## [Extracted entries]

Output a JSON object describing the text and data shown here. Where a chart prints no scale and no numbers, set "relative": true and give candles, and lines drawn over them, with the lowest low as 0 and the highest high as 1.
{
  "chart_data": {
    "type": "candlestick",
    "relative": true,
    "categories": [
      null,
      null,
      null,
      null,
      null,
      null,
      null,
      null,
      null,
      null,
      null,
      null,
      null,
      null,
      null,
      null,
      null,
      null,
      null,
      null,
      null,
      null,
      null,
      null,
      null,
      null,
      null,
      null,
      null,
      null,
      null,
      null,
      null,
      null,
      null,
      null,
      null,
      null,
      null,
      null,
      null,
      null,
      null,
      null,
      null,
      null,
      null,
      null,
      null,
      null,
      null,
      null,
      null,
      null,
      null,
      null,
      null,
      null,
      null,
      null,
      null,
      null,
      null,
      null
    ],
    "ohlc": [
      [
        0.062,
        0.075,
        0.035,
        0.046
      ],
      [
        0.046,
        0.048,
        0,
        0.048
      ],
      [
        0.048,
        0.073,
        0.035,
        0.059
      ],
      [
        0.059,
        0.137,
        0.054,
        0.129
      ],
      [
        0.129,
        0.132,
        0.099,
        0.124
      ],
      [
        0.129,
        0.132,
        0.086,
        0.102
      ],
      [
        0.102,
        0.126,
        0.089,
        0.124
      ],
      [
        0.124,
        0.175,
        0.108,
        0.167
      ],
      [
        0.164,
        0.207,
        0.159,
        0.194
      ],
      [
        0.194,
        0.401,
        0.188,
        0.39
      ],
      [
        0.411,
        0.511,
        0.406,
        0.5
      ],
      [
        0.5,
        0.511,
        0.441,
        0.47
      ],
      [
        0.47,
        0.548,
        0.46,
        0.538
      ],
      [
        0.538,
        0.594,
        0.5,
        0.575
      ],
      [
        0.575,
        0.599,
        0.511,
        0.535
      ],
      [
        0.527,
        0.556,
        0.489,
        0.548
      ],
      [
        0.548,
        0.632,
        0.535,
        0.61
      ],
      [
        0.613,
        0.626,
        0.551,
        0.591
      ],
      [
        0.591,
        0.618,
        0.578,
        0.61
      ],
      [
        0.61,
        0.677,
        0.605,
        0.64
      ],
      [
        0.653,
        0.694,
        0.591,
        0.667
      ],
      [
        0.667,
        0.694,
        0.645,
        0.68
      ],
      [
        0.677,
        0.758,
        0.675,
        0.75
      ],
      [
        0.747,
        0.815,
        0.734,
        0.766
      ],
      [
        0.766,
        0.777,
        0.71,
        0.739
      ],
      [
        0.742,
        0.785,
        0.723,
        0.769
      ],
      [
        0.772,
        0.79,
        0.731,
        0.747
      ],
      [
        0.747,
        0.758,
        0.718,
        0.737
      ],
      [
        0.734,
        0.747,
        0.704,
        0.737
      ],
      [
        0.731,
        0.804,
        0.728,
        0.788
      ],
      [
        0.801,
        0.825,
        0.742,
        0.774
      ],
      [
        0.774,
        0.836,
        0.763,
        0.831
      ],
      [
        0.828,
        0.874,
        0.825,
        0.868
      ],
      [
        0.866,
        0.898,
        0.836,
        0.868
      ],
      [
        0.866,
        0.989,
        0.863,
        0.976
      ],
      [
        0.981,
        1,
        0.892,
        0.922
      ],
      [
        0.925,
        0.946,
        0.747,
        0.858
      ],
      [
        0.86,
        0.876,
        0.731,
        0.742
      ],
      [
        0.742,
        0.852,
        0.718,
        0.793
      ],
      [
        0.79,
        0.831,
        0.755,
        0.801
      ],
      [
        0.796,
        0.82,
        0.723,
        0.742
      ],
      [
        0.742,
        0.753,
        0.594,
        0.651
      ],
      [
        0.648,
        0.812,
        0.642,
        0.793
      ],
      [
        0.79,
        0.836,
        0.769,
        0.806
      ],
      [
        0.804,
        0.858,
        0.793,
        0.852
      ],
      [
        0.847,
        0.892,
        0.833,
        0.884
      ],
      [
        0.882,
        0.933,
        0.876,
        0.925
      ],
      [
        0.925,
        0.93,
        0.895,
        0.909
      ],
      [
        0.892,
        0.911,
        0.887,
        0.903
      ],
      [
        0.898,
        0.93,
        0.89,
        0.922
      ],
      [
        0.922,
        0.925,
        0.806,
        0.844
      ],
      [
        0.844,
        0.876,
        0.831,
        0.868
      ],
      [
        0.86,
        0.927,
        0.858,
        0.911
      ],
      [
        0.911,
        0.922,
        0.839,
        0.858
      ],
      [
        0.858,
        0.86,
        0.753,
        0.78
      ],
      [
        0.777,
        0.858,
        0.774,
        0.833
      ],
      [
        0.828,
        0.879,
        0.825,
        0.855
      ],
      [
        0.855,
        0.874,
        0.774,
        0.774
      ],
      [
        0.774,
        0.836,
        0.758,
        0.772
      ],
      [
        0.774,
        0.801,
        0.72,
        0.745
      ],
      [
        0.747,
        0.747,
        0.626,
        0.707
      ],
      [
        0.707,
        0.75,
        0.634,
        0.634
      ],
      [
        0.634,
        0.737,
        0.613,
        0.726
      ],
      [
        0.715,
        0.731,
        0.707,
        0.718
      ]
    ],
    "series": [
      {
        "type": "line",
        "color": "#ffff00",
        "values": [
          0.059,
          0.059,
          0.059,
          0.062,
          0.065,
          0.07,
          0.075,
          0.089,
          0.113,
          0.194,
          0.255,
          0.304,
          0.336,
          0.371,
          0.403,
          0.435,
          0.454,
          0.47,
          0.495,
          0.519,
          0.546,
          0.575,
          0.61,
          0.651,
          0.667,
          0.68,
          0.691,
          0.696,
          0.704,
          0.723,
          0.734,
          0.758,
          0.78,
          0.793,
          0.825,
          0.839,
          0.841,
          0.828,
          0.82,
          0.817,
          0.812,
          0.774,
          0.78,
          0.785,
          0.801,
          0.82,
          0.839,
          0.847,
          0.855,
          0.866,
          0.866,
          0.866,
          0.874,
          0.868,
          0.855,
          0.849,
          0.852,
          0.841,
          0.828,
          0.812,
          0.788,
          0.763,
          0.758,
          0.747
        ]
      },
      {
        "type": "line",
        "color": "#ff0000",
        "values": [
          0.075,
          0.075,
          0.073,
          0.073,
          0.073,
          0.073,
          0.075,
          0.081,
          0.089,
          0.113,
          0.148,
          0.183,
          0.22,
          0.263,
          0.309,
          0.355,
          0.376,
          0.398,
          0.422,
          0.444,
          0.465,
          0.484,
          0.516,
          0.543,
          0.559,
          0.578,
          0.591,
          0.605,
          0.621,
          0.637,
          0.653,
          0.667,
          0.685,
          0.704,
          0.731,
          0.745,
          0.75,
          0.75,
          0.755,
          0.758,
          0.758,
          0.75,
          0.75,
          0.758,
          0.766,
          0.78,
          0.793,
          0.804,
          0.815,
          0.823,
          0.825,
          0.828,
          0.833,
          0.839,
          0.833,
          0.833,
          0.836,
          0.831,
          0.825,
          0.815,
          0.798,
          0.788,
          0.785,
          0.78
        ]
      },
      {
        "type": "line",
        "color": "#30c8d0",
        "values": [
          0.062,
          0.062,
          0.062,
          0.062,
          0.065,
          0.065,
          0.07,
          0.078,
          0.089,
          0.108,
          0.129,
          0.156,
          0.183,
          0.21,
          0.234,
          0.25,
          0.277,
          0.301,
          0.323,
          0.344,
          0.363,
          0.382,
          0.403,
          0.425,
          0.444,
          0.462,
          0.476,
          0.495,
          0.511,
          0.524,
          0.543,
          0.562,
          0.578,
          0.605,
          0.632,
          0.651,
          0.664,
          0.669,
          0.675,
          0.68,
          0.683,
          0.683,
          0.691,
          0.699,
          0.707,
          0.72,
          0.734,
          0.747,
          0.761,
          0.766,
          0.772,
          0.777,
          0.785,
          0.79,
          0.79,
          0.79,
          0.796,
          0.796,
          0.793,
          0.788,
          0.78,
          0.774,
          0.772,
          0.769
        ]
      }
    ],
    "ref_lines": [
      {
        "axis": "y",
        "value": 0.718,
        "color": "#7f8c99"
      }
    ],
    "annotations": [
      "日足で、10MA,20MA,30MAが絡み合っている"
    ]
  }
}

## [Instructions for the task]
Gather all lines with the string "color" from the data.

## [Response to the task]
        "color": "#ffff00",
        "color": "#ff0000",
        "color": "#30c8d0",
        "color": "#7f8c99"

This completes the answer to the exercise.